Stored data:
▽

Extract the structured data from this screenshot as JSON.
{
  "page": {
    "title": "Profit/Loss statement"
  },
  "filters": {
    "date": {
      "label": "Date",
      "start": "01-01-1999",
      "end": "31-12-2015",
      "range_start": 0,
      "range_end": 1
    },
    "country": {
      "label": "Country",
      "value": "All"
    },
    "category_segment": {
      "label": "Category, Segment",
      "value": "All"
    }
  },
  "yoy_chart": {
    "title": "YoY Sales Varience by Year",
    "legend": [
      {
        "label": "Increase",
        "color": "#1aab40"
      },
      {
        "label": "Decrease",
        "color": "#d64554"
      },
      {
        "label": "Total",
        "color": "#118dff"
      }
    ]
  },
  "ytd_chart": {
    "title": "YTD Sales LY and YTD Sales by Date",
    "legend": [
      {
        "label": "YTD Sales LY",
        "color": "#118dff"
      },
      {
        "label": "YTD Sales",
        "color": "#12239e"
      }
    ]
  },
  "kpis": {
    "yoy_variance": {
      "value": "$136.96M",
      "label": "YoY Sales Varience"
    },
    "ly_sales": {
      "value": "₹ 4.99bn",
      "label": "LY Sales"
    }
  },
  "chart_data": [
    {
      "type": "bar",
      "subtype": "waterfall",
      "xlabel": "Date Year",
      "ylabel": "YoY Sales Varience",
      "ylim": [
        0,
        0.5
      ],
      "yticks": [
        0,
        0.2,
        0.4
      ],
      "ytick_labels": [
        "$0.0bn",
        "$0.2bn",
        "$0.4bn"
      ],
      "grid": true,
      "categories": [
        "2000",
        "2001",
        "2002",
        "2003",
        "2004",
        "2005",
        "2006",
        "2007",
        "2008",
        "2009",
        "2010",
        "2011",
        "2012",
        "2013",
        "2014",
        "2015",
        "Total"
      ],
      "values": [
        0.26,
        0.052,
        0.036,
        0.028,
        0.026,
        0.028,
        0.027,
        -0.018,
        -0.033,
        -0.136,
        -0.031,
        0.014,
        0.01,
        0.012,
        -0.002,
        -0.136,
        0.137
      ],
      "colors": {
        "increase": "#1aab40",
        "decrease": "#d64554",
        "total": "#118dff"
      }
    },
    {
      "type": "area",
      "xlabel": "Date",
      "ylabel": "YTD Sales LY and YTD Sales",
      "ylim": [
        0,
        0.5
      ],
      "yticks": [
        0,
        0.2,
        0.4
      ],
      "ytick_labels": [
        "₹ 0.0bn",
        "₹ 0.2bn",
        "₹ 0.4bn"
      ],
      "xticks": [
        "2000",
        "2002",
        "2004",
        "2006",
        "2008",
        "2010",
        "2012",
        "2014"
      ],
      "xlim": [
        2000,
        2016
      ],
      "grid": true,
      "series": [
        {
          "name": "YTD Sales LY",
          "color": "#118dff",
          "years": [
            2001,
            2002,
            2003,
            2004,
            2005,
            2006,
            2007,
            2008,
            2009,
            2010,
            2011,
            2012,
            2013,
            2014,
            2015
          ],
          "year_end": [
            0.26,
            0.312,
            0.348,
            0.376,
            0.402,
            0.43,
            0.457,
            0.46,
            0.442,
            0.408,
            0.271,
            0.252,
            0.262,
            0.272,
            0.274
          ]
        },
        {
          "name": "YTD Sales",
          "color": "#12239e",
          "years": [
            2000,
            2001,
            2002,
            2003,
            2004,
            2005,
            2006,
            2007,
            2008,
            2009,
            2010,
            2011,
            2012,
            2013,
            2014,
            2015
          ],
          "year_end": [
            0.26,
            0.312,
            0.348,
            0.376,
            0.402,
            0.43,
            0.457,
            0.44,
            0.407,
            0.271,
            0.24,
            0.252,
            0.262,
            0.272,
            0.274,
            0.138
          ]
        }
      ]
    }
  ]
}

△

▶ [TO DO]:
Using the listing above, retype each line exactly.

▶ [COMPLETE ANSWER]:
Extract the structured data from this screenshot as JSON.
{
  "page": {
    "title": "Profit/Loss statement"
  },
  "filters": {
    "date": {
      "label": "Date",
      "start": "01-01-1999",
      "end": "31-12-2015",
      "range_start": 0,
      "range_end": 1
    },
    "country": {
      "label": "Country",
      "value": "All"
    },
    "category_segment": {
      "label": "Category, Segment",
      "value": "All"
    }
  },
  "yoy_chart": {
    "title": "YoY Sales Varience by Year",
    "legend": [
      {
        "label": "Increase",
        "color": "#1aab40"
      },
      {
        "label": "Decrease",
        "color": "#d64554"
      },
      {
        "label": "Total",
        "color": "#118dff"
      }
    ]
  },
  "ytd_chart": {
    "title": "YTD Sales LY and YTD Sales by Date",
    "legend": [
      {
        "label": "YTD Sales LY",
        "color": "#118dff"
      },
      {
        "label": "YTD Sales",
        "color": "#12239e"
      }
    ]
  },
  "kpis": {
    "yoy_variance": {
      "value": "$136.96M",
      "label": "YoY Sales Varience"
    },
    "ly_sales": {
      "value": "₹ 4.99bn",
      "label": "LY Sales"
    }
  },
  "chart_data": [
    {
      "type": "bar",
      "subtype": "waterfall",
      "xlabel": "Date Year",
      "ylabel": "YoY Sales Varience",
      "ylim": [
        0,
        0.5
      ],
      "yticks": [
        0,
        0.2,
        0.4
      ],
      "ytick_labels": [
        "$0.0bn",
        "$0.2bn",
        "$0.4bn"
      ],
      "grid": true,
      "categories": [
        "2000",
        "2001",
        "2002",
        "2003",
        "2004",
        "2005",
        "2006",
        "2007",
        "2008",
        "2009",
        "2010",
        "2011",
        "2012",
        "2013",
        "2014",
        "2015",
        "Total"
      ],
      "values": [
        0.26,
        0.052,
        0.036,
        0.028,
        0.026,
        0.028,
        0.027,
        -0.018,
        -0.033,
        -0.136,
        -0.031,
        0.014,
        0.01,
        0.012,
        -0.002,
        -0.136,
        0.137
      ],
      "colors": {
        "increase": "#1aab40",
        "decrease": "#d64554",
        "total": "#118dff"
      }
    },
    {
      "type": "area",
      "xlabel": "Date",
      "ylabel": "YTD Sales LY and YTD Sales",
      "ylim": [
        0,
        0.5
      ],
      "yticks": [
        0,
        0.2,
        0.4
      ],
      "ytick_labels": [
        "₹ 0.0bn",
        "₹ 0.2bn",
        "₹ 0.4bn"
      ],
      "xticks": [
        "2000",
        "2002",
        "2004",
        "2006",
        "2008",
        "2010",
        "2012",
        "2014"
      ],
      "xlim": [
        2000,
        2016
      ],
      "grid": true,
      "series": [
        {
          "name": "YTD Sales LY",
          "color": "#118dff",
          "years": [
            2001,
            2002,
            2003,
            2004,
            2005,
            2006,
            2007,
            2008,
            2009,
            2010,
            2011,
            2012,
            2013,
            2014,
            2015
          ],
          "year_end": [
            0.26,
            0.312,
            0.348,
            0.376,
            0.402,
            0.43,
            0.457,
            0.46,
            0.442,
            0.408,
            0.271,
            0.252,
            0.262,
            0.272,
            0.274
          ]
        },
        {
          "name": "YTD Sales",
          "color": "#12239e",
          "years": [
            2000,
            2001,
            2002,
            2003,
            2004,
            2005,
            2006,
            2007,
            2008,
            2009,
            2010,
            2011,
            2012,
            2013,
            2014,
            2015
          ],
          "year_end": [
            0.26,
            0.312,
            0.348,
            0.376,
            0.402,
            0.43,
            0.457,
            0.44,
            0.407,
            0.271,
            0.24,
            0.252,
            0.262,
            0.272,
            0.274,
            0.138
          ]
        }
      ]
    }
  ]
}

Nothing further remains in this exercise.